## begin Supplied entries
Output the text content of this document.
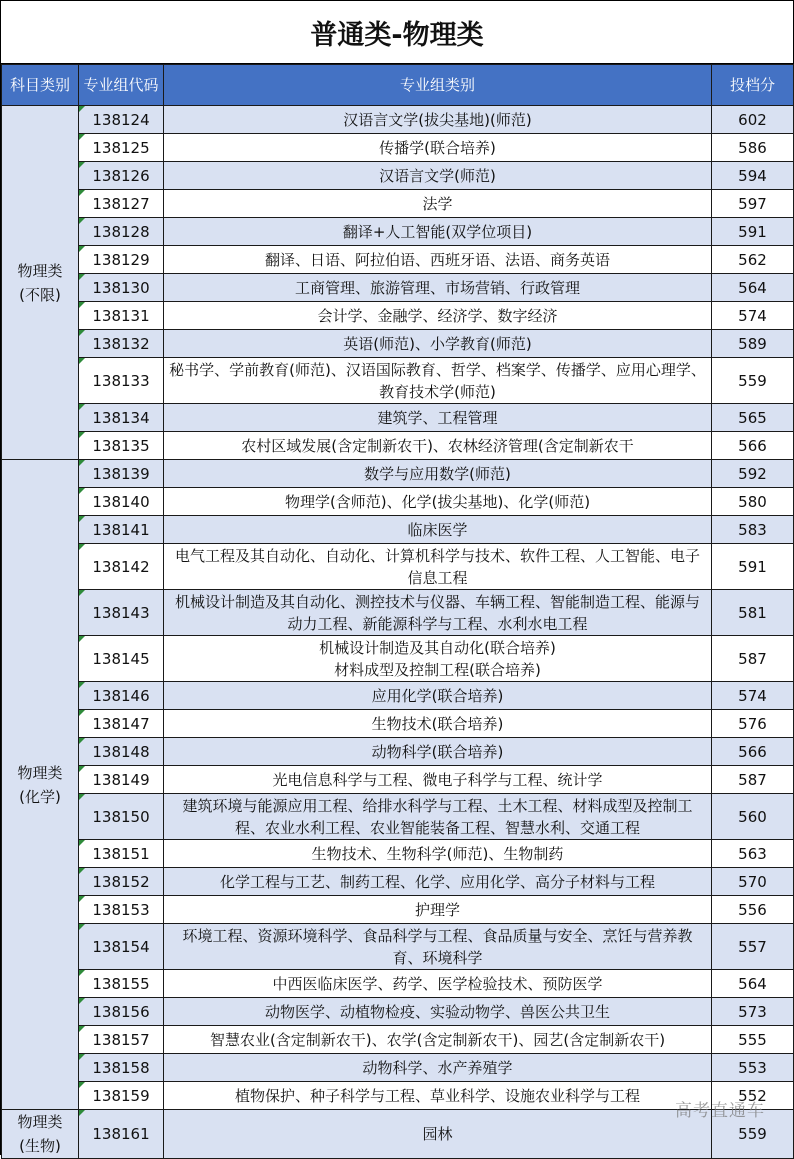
普通类-物理类
科目类别	专业组代码	专业组类别	投档分
物理类
(不限)	138124	汉语言文学(拔尖基地)(师范)	602
	138125	传播学(联合培养)	586
	138126	汉语言文学(师范)	594
	138127	法学	597
	138128	翻译+人工智能(双学位项目)	591
	138129	翻译、日语、阿拉伯语、西班牙语、法语、商务英语	562
	138130	工商管理、旅游管理、市场营销、行政管理	564
	138131	会计学、金融学、经济学、数字经济	574
	138132	英语(师范)、小学教育(师范)	589
	138133	秘书学、学前教育(师范)、汉语国际教育、哲学、档案学、传播学、应用心理学、教育技术学(师范)	559
	138134	建筑学、工程管理	565
	138135	农村区域发展(含定制新农干)、农林经济管理(含定制新农干	566
物理类
(化学)	138139	数学与应用数学(师范)	592
	138140	物理学(含师范)、化学(拔尖基地)、化学(师范)	580
	138141	临床医学	583
	138142	电气工程及其自动化、自动化、计算机科学与技术、软件工程、人工智能、电子信息工程	591
	138143	机械设计制造及其自动化、测控技术与仪器、车辆工程、智能制造工程、能源与动力工程、新能源科学与工程、水利水电工程	581
	138145	机械设计制造及其自动化(联合培养)
材料成型及控制工程(联合培养)	587
	138146	应用化学(联合培养)	574
	138147	生物技术(联合培养)	576
	138148	动物科学(联合培养)	566
	138149	光电信息科学与工程、微电子科学与工程、统计学	587
	138150	建筑环境与能源应用工程、给排水科学与工程、土木工程、材料成型及控制工程、农业水利工程、农业智能装备工程、智慧水利、交通工程	560
	138151	生物技术、生物科学(师范)、生物制药	563
	138152	化学工程与工艺、制药工程、化学、应用化学、高分子材料与工程	570
	138153	护理学	556
	138154	环境工程、资源环境科学、食品科学与工程、食品质量与安全、烹饪与营养教育、环境科学	557
	138155	中西医临床医学、药学、医学检验技术、预防医学	564
	138156	动物医学、动植物检疫、实验动物学、兽医公共卫生	573
	138157	智慧农业(含定制新农干)、农学(含定制新农干)、园艺(含定制新农干)	555
	138158	动物科学、水产养殖学	553
	138159	植物保护、种子科学与工程、草业科学、设施农业科学与工程	552
物理类
(生物)	138161	园林	559
高考直通车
## end Supplied entries
■ **Problem requirements**
Say how many lines in the listing above include "应用化学". Give nothing but the number.

■ **Correct answer**
2